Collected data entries
•••••

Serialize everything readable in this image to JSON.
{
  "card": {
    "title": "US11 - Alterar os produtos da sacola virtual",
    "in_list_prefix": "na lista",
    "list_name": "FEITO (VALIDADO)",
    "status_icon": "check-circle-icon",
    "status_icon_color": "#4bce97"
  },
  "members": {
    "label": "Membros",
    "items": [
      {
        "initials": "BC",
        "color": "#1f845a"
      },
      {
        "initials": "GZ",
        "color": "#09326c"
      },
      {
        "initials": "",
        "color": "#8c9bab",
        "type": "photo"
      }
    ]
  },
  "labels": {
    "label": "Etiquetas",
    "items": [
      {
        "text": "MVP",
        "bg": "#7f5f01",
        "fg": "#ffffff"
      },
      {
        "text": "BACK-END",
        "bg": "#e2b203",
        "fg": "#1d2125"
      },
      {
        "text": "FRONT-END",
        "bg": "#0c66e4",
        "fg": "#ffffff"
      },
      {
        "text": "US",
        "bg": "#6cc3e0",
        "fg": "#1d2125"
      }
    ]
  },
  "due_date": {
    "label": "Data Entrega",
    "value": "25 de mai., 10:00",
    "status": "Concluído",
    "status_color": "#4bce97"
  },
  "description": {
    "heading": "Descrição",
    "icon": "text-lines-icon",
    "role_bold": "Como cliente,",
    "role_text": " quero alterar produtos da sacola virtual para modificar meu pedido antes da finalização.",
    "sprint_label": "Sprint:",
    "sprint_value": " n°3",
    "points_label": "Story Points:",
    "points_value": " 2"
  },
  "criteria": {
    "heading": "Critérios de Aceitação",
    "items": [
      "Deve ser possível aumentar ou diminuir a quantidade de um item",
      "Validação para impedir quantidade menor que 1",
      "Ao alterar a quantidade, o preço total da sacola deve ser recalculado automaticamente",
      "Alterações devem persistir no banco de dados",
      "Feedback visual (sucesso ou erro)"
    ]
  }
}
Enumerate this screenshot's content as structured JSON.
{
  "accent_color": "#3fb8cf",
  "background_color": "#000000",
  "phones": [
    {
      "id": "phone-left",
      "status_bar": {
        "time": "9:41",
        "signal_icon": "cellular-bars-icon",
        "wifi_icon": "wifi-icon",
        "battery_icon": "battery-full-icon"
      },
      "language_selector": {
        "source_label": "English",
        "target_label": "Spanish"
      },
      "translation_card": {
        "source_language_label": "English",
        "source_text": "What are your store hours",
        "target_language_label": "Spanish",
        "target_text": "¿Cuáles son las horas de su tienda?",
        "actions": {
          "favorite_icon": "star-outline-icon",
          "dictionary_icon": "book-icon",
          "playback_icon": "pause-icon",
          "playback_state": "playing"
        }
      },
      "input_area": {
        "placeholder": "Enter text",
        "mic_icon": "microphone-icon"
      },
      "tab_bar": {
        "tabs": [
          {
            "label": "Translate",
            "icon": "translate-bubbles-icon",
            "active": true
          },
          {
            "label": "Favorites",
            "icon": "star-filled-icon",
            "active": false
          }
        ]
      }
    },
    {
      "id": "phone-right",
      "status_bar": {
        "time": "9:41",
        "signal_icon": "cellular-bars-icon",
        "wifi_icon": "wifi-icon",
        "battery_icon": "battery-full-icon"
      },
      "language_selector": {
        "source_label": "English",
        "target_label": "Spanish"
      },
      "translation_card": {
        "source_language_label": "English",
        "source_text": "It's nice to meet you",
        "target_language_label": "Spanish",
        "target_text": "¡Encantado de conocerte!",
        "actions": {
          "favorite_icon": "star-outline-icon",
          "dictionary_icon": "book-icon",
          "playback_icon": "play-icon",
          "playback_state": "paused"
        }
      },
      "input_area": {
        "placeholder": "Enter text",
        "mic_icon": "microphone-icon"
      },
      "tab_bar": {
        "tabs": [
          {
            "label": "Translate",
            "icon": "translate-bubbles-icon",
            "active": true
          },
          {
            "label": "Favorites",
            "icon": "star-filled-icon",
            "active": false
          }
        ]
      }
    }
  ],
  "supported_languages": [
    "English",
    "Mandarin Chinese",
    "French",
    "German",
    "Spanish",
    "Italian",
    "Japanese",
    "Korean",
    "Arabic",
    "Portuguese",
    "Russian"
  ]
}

•••••

Write down all the entries again without a single difference.

• **SOLVED PROBLEM**:
Serialize everything readable in this image to JSON.
{
  "card": {
    "title": "US11 - Alterar os produtos da sacola virtual",
    "in_list_prefix": "na lista",
    "list_name": "FEITO (VALIDADO)",
    "status_icon": "check-circle-icon",
    "status_icon_color": "#4bce97"
  },
  "members": {
    "label": "Membros",
    "items": [
      {
        "initials": "BC",
        "color": "#1f845a"
      },
      {
        "initials": "GZ",
        "color": "#09326c"
      },
      {
        "initials": "",
        "color": "#8c9bab",
        "type": "photo"
      }
    ]
  },
  "labels": {
    "label": "Etiquetas",
    "items": [
      {
        "text": "MVP",
        "bg": "#7f5f01",
        "fg": "#ffffff"
      },
      {
        "text": "BACK-END",
        "bg": "#e2b203",
        "fg": "#1d2125"
      },
      {
        "text": "FRONT-END",
        "bg": "#0c66e4",
        "fg": "#ffffff"
      },
      {
        "text": "US",
        "bg": "#6cc3e0",
        "fg": "#1d2125"
      }
    ]
  },
  "due_date": {
    "label": "Data Entrega",
    "value": "25 de mai., 10:00",
    "status": "Concluído",
    "status_color": "#4bce97"
  },
  "description": {
    "heading": "Descrição",
    "icon": "text-lines-icon",
    "role_bold": "Como cliente,",
    "role_text": " quero alterar produtos da sacola virtual para modificar meu pedido antes da finalização.",
    "sprint_label": "Sprint:",
    "sprint_value": " n°3",
    "points_label": "Story Points:",
    "points_value": " 2"
  },
  "criteria": {
    "heading": "Critérios de Aceitação",
    "items": [
      "Deve ser possível aumentar ou diminuir a quantidade de um item",
      "Validação para impedir quantidade menor que 1",
      "Ao alterar a quantidade, o preço total da sacola deve ser recalculado automaticamente",
      "Alterações devem persistir no banco de dados",
      "Feedback visual (sucesso ou erro)"
    ]
  }
}
Enumerate this screenshot's content as structured JSON.
{
  "accent_color": "#3fb8cf",
  "background_color": "#000000",
  "phones": [
    {
      "id": "phone-left",
      "status_bar": {
        "time": "9:41",
        "signal_icon": "cellular-bars-icon",
        "wifi_icon": "wifi-icon",
        "battery_icon": "battery-full-icon"
      },
      "language_selector": {
        "source_label": "English",
        "target_label": "Spanish"
      },
      "translation_card": {
        "source_language_label": "English",
        "source_text": "What are your store hours",
        "target_language_label": "Spanish",
        "target_text": "¿Cuáles son las horas de su tienda?",
        "actions": {
          "favorite_icon": "star-outline-icon",
          "dictionary_icon": "book-icon",
          "playback_icon": "pause-icon",
          "playback_state": "playing"
        }
      },
      "input_area": {
        "placeholder": "Enter text",
        "mic_icon": "microphone-icon"
      },
      "tab_bar": {
        "tabs": [
          {
            "label": "Translate",
            "icon": "translate-bubbles-icon",
            "active": true
          },
          {
            "label": "Favorites",
            "icon": "star-filled-icon",
            "active": false
          }
        ]
      }
    },
    {
      "id": "phone-right",
      "status_bar": {
        "time": "9:41",
        "signal_icon": "cellular-bars-icon",
        "wifi_icon": "wifi-icon",
        "battery_icon": "battery-full-icon"
      },
      "language_selector": {
        "source_label": "English",
        "target_label": "Spanish"
      },
      "translation_card": {
        "source_language_label": "English",
        "source_text": "It's nice to meet you",
        "target_language_label": "Spanish",
        "target_text": "¡Encantado de conocerte!",
        "actions": {
          "favorite_icon": "star-outline-icon",
          "dictionary_icon": "book-icon",
          "playback_icon": "play-icon",
          "playback_state": "paused"
        }
      },
      "input_area": {
        "placeholder": "Enter text",
        "mic_icon": "microphone-icon"
      },
      "tab_bar": {
        "tabs": [
          {
            "label": "Translate",
            "icon": "translate-bubbles-icon",
            "active": true
          },
          {
            "label": "Favorites",
            "icon": "star-filled-icon",
            "active": false
          }
        ]
      }
    }
  ],
  "supported_languages": [
    "English",
    "Mandarin Chinese",
    "French",
    "German",
    "Spanish",
    "Italian",
    "Japanese",
    "Korean",
    "Arabic",
    "Portuguese",
    "Russian"
  ]
}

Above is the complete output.